> [WRITTEN PROBLEM] Work out how many lines in the data hold the word "Republic", and reply with that number only.

Entries from a dataset
====================

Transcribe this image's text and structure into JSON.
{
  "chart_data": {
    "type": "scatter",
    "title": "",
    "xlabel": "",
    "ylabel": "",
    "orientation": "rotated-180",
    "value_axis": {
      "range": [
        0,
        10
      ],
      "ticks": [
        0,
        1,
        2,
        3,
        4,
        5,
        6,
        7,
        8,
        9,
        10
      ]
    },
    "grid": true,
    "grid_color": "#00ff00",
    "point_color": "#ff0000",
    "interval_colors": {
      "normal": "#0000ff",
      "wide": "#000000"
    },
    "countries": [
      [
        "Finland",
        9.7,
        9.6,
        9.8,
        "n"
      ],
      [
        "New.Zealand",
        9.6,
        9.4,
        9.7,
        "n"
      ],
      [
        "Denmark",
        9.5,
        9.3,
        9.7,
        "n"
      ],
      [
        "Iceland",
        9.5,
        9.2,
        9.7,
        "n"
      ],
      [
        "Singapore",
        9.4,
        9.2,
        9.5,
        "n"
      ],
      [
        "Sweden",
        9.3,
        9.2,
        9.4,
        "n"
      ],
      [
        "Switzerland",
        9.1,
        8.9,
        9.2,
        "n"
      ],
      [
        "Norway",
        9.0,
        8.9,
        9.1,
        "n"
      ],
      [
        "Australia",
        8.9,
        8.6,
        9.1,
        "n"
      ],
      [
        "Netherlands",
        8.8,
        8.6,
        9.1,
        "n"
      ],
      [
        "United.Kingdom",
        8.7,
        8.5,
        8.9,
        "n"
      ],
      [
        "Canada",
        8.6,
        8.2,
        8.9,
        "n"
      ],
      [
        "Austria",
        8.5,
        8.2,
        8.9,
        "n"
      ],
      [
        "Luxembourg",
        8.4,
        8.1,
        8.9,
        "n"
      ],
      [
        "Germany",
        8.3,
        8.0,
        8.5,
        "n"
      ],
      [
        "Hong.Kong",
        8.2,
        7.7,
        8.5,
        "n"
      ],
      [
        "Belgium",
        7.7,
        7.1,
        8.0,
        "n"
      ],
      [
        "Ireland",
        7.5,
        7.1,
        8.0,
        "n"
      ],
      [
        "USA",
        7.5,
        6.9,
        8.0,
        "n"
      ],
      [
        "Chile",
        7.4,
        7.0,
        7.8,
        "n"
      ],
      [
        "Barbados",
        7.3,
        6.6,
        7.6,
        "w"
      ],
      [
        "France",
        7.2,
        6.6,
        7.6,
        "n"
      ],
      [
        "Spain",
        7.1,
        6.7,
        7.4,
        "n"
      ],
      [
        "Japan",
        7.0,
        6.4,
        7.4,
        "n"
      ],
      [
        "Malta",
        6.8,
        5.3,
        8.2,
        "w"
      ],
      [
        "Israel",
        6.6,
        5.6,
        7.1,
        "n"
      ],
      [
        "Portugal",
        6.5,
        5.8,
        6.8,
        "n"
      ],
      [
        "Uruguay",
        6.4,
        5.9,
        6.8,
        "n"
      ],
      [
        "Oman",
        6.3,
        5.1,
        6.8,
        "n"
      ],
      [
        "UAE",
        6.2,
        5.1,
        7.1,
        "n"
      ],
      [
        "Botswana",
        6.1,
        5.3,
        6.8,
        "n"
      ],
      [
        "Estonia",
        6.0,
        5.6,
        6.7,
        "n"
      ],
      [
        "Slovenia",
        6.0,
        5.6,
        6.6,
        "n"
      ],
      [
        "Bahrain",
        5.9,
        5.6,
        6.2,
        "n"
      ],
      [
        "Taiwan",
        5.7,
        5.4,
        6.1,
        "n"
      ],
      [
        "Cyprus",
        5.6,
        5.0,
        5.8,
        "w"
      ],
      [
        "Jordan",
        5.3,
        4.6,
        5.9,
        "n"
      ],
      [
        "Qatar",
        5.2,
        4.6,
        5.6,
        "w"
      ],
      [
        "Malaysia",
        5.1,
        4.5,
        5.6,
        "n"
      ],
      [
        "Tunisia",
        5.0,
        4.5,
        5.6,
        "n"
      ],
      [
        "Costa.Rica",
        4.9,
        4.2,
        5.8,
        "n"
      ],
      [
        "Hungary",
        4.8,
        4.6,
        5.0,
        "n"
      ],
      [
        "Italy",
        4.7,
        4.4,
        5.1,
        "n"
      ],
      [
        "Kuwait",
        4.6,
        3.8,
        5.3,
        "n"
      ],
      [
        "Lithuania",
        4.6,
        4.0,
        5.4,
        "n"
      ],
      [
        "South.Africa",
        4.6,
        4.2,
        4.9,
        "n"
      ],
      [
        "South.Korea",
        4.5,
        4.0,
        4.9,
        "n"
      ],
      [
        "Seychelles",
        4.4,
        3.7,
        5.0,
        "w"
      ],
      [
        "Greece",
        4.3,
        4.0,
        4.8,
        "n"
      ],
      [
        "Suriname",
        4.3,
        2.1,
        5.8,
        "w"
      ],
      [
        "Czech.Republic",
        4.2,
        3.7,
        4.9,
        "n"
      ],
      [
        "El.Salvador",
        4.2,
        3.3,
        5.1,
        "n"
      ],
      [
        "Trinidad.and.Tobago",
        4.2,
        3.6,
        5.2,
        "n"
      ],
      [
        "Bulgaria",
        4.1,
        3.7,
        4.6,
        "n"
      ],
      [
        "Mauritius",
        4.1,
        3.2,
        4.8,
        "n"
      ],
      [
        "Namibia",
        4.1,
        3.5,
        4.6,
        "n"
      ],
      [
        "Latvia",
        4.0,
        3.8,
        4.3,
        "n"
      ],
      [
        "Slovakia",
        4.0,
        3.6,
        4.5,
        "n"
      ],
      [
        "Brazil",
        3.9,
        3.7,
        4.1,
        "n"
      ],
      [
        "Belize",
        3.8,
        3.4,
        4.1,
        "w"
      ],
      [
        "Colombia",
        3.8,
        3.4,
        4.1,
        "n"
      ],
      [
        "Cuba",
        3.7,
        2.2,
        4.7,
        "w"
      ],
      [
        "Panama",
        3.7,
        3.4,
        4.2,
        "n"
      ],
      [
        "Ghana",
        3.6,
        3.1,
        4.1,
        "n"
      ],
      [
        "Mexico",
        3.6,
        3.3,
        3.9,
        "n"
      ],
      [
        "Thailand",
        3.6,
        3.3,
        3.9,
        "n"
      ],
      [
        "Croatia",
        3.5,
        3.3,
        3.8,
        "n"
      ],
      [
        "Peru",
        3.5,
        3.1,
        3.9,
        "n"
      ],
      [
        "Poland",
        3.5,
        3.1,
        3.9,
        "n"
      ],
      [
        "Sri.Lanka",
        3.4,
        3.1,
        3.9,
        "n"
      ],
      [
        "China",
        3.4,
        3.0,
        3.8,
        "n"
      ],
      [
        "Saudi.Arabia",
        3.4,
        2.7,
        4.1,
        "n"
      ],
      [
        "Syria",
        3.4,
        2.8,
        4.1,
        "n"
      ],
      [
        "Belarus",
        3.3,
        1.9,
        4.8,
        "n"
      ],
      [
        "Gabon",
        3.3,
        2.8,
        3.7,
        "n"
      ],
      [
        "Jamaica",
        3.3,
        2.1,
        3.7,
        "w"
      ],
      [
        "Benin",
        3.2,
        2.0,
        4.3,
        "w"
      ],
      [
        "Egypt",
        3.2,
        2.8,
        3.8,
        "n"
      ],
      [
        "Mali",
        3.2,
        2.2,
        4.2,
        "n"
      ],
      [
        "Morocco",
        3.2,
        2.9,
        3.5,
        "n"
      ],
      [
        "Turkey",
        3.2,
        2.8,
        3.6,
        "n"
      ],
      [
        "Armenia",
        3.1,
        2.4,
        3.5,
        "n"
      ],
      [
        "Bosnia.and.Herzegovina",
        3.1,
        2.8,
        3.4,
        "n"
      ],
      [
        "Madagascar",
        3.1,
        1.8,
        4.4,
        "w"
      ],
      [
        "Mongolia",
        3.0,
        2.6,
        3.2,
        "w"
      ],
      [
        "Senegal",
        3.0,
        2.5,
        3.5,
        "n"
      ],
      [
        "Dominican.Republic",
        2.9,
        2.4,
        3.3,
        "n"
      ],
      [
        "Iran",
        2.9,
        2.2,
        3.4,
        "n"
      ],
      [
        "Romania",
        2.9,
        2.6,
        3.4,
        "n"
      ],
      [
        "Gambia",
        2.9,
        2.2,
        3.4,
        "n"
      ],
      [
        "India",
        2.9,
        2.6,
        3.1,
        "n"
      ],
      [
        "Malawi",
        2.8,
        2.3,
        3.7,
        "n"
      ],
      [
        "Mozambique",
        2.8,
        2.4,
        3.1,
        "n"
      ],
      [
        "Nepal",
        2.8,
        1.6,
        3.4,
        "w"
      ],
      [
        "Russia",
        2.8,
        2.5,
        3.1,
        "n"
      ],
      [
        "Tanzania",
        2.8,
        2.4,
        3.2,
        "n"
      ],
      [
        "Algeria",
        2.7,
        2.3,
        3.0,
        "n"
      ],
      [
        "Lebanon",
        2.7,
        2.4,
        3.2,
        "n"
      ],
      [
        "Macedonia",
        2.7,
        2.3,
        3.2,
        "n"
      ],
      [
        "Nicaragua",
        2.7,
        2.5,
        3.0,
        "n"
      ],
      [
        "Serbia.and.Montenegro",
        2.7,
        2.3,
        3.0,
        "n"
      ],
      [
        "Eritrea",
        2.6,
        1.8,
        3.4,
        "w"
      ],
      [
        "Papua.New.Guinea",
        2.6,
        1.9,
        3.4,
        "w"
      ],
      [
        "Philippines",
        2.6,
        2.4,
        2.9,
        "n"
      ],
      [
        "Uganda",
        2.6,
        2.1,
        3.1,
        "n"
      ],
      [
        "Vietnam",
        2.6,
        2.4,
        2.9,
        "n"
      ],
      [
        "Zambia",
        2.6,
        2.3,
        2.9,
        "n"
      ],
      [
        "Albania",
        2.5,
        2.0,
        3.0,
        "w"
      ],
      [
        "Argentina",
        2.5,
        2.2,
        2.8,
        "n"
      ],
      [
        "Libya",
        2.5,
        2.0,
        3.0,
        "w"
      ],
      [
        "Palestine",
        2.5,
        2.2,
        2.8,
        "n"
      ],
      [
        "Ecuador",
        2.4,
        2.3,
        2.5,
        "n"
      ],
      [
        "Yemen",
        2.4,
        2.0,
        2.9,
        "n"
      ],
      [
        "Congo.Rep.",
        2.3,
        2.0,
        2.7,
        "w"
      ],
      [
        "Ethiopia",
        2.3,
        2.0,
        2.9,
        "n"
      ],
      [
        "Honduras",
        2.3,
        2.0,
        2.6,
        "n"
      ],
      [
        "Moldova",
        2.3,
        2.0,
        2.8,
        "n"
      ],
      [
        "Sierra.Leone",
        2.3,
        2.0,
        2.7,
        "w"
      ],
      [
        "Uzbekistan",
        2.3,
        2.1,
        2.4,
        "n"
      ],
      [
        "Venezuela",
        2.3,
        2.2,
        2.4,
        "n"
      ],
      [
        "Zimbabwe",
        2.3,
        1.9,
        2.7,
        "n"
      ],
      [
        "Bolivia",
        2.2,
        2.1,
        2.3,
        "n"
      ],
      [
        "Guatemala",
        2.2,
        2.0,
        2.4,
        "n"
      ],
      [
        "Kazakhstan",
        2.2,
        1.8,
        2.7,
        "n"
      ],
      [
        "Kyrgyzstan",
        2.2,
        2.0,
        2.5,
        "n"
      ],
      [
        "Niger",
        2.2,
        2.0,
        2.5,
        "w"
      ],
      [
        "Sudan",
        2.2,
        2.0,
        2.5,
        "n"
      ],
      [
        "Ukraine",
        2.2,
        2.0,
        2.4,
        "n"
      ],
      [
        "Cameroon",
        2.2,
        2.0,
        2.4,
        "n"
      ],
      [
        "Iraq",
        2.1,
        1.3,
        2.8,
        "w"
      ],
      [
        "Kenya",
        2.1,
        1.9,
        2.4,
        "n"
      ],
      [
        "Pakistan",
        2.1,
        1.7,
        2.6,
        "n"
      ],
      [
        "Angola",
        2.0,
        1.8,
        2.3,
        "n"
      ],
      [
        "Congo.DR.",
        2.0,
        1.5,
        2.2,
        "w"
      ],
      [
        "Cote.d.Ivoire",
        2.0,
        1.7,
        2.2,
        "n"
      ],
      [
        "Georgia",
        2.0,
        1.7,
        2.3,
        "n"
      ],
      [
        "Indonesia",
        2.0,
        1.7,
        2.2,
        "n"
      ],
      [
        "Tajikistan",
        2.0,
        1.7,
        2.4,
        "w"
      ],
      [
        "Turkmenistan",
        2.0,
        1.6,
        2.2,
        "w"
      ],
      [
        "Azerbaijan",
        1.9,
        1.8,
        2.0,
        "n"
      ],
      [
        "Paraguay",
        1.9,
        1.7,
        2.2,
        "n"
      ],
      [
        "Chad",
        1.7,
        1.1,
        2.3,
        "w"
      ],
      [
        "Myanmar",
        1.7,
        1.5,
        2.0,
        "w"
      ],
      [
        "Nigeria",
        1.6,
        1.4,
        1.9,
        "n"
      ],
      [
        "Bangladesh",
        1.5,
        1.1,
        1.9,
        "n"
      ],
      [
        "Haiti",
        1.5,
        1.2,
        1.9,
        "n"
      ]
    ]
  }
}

====================

> [EXERCISE ANSWER] 2